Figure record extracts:
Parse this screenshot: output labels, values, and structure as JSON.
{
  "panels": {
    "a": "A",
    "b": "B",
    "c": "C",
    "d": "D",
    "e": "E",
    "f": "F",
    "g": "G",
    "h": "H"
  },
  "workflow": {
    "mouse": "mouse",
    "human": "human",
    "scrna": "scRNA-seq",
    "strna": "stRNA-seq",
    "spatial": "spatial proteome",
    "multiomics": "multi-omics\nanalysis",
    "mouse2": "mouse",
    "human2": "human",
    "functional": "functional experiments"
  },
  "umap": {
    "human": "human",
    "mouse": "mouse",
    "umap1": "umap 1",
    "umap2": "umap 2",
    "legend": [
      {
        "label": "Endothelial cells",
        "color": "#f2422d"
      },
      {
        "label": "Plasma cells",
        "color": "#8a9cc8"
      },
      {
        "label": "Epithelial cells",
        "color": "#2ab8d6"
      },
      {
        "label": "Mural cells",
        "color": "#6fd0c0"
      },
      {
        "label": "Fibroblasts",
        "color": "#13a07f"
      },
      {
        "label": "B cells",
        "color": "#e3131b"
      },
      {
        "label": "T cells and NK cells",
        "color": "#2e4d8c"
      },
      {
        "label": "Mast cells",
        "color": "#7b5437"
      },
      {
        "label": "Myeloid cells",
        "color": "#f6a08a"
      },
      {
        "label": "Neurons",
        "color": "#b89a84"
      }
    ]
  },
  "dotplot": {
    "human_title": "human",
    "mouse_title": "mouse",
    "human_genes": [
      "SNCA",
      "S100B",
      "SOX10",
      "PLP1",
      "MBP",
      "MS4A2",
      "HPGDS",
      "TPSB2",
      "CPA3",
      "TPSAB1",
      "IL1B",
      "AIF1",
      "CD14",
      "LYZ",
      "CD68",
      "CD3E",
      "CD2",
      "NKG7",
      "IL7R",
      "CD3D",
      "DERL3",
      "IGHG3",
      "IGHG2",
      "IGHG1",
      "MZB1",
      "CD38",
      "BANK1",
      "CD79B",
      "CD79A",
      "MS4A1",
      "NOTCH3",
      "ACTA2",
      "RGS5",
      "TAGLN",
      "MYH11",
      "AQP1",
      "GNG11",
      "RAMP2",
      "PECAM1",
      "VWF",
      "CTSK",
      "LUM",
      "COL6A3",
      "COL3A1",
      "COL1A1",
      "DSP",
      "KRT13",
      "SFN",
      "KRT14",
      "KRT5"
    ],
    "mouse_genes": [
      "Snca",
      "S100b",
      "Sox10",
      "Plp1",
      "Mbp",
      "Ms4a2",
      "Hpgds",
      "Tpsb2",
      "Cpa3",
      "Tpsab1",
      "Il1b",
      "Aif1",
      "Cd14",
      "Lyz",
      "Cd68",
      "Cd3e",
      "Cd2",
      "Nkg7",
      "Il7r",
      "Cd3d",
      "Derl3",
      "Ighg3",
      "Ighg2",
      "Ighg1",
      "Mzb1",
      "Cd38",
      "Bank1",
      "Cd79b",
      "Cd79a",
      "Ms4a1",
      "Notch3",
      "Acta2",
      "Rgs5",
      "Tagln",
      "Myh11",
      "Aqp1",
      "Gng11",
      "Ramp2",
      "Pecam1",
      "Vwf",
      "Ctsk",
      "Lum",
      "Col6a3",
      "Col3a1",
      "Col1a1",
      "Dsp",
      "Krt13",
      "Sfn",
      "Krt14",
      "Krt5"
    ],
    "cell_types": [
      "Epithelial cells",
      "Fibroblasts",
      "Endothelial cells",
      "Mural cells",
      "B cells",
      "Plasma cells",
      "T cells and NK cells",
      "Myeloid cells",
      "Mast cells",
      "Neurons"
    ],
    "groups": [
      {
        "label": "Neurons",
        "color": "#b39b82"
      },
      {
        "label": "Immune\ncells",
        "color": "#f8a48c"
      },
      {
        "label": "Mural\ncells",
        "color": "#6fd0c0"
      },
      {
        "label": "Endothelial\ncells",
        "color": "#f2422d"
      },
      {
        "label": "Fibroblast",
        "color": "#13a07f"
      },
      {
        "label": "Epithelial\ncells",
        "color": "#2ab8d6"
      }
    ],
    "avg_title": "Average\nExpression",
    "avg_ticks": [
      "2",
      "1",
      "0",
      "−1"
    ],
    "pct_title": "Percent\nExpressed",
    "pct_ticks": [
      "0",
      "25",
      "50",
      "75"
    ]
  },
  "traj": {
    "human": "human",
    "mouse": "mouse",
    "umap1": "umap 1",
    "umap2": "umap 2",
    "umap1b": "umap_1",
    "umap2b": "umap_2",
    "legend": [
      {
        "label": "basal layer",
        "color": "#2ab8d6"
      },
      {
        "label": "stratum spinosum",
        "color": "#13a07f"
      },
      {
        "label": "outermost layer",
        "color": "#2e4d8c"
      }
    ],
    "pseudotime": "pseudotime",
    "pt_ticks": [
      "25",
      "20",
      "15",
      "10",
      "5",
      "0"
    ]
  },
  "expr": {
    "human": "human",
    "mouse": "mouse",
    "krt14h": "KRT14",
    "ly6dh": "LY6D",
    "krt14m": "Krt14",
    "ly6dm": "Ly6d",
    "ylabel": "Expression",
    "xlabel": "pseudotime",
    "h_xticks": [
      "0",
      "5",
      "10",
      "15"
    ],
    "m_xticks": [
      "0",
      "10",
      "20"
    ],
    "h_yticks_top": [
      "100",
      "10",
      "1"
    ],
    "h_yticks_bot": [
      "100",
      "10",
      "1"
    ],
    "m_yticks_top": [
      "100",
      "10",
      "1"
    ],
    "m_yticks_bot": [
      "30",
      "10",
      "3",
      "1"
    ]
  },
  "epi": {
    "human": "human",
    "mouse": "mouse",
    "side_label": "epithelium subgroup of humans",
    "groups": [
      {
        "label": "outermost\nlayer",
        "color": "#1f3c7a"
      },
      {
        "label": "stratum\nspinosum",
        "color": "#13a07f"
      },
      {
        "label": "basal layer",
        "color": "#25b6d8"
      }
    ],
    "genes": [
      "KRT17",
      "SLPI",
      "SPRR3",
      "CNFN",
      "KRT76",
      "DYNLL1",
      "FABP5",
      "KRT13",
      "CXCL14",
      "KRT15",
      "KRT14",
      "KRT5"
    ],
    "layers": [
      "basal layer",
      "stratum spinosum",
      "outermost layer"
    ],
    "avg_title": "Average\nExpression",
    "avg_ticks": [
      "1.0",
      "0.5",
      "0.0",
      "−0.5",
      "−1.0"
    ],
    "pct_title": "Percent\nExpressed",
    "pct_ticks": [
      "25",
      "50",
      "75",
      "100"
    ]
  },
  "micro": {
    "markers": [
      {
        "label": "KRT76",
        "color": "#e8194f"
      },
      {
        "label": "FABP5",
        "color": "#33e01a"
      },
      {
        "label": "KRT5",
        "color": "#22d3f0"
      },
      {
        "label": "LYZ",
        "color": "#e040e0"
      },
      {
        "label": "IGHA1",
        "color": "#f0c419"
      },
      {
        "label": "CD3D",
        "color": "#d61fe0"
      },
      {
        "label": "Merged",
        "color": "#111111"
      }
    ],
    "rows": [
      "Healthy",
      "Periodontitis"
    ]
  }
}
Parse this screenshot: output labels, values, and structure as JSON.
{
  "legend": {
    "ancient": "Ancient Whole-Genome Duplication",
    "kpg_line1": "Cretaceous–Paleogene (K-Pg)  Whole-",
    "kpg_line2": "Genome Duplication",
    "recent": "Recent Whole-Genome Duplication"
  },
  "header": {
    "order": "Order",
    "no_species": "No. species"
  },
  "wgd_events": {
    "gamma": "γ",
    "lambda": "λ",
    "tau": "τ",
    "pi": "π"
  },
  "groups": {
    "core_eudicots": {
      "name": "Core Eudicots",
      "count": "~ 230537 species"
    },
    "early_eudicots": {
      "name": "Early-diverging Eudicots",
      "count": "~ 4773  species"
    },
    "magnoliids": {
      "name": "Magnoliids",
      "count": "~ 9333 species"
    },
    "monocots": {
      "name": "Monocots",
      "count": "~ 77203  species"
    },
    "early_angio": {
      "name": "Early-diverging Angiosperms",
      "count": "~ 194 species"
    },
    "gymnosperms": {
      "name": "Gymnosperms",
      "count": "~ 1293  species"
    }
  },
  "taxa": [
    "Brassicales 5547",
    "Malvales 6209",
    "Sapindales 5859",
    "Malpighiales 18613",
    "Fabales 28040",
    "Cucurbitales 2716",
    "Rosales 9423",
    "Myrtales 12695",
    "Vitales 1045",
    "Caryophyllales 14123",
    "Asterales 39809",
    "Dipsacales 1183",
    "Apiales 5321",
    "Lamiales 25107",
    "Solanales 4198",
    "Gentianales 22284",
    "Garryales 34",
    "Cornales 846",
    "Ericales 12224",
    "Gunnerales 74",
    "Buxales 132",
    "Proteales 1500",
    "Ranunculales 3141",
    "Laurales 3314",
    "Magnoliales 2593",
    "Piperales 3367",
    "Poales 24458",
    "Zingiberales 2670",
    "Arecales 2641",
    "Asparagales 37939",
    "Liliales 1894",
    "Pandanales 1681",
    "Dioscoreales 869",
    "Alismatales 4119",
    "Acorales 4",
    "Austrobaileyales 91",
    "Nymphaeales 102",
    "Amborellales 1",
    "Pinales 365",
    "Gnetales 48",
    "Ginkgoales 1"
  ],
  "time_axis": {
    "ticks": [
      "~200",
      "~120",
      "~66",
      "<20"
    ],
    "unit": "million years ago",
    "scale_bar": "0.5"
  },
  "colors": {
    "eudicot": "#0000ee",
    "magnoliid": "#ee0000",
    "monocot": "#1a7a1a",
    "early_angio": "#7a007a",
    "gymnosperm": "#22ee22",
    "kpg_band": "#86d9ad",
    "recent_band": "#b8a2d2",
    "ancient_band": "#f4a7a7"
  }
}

Task »
All lines with the string "Endothelial" must be copied from the data.

Task result »
        "label": "Endothelial cells",
      "Endothelial cells",
        "label": "Endothelial\ncells",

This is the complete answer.